▸ **PROBLEM DESCRIPTION**
Below are the records; copy each line in them that holds the word "hôpitaux".

▸ **GIVEN INFORMATION**
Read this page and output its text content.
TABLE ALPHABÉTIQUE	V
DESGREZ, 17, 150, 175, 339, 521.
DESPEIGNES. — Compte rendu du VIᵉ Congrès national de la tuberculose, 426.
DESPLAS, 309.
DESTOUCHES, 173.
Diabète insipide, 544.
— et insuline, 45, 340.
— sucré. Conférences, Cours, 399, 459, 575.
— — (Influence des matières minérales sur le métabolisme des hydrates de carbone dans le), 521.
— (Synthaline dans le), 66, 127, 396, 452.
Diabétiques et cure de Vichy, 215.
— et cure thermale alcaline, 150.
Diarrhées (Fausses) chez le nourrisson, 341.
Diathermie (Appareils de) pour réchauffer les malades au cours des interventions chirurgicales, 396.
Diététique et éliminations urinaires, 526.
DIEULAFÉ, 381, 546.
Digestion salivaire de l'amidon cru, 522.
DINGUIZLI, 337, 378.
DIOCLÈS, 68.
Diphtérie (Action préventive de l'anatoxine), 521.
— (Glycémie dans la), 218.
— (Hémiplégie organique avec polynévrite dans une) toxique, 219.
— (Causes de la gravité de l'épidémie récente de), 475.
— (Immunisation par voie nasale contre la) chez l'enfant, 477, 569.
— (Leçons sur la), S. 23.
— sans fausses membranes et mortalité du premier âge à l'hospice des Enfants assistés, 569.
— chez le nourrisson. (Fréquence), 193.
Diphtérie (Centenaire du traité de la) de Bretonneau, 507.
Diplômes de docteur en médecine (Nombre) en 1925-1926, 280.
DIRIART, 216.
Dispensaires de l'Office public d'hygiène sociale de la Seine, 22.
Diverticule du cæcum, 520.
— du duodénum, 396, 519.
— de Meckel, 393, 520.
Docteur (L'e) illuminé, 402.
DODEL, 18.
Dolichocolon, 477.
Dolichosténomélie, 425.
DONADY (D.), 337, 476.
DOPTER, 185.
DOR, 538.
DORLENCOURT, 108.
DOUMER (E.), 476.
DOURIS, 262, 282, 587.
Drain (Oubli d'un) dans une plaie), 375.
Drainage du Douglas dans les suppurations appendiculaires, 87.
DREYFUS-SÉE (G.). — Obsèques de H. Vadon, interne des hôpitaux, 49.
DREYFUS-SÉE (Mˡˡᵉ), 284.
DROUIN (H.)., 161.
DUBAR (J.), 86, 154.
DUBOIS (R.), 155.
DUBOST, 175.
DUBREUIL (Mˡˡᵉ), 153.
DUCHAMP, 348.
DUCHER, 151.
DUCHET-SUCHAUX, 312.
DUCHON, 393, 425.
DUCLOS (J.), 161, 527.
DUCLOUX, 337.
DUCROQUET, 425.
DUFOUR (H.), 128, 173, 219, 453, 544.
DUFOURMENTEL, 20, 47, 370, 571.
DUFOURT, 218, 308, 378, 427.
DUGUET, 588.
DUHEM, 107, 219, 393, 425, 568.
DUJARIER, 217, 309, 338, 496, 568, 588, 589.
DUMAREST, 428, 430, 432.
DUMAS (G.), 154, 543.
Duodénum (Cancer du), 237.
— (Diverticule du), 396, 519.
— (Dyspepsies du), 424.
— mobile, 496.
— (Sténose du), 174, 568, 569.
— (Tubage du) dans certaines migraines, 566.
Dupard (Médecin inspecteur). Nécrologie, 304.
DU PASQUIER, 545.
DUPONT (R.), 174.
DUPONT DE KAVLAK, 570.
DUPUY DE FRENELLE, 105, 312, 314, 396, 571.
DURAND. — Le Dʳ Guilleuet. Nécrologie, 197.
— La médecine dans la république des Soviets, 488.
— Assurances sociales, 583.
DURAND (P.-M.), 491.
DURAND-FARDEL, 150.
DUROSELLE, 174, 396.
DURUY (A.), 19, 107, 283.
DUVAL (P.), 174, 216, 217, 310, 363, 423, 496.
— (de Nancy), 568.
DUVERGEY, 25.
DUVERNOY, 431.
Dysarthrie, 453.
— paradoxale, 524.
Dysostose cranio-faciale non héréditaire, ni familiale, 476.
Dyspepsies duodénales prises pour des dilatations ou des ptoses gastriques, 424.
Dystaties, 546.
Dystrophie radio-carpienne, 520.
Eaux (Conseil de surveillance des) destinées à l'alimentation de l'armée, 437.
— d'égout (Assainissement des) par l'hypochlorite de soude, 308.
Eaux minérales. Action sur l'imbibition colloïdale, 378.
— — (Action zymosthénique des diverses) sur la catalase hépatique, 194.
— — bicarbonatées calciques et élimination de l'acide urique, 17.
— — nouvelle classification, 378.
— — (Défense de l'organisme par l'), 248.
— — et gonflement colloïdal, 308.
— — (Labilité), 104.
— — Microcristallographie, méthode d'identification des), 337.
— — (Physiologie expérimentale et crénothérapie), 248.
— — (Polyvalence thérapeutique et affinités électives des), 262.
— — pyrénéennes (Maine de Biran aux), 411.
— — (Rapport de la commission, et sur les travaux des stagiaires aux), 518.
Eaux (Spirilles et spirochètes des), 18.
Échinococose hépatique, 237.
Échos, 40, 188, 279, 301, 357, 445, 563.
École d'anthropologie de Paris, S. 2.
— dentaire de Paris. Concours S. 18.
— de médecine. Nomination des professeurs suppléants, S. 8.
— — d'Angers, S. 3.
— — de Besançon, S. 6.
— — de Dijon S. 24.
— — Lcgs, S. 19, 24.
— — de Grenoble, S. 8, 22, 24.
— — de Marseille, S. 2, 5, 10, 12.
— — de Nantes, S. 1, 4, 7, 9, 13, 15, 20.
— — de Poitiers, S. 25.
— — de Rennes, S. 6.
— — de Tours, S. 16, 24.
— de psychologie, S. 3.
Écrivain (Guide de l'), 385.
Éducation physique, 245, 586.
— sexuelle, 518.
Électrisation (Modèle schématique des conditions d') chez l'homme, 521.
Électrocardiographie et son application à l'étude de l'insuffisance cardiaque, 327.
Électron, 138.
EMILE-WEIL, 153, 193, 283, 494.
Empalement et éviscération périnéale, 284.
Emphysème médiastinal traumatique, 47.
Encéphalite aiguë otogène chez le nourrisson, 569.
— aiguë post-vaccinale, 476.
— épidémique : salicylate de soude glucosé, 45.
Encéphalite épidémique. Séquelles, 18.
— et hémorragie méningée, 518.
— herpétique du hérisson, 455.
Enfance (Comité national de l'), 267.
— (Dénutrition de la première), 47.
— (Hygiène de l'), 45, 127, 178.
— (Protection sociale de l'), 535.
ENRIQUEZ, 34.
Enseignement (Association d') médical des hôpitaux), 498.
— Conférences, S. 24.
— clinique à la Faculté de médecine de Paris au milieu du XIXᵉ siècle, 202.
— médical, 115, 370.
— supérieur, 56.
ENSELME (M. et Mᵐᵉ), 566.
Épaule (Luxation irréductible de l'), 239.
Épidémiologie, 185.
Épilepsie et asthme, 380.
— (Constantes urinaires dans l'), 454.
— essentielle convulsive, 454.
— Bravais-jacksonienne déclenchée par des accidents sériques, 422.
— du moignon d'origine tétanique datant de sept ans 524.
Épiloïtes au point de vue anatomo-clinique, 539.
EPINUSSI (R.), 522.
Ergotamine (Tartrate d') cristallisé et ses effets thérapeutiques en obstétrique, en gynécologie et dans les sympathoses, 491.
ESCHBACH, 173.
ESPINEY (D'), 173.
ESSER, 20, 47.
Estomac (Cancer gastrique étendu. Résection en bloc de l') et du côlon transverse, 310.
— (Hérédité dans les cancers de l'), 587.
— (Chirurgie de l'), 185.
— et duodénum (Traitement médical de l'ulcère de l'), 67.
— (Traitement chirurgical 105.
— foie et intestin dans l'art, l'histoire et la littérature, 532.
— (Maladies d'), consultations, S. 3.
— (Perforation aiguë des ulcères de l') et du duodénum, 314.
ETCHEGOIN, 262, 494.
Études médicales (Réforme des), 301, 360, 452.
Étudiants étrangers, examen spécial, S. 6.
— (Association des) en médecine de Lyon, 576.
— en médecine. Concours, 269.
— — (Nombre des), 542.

▸ **RESPONSE TO THIS EXERCISE**
DREYFUS-SÉE (G.). — Obsèques de H. Vadon, interne des hôpitaux, 49.
Enseignement (Association d') médical des hôpitaux), 498.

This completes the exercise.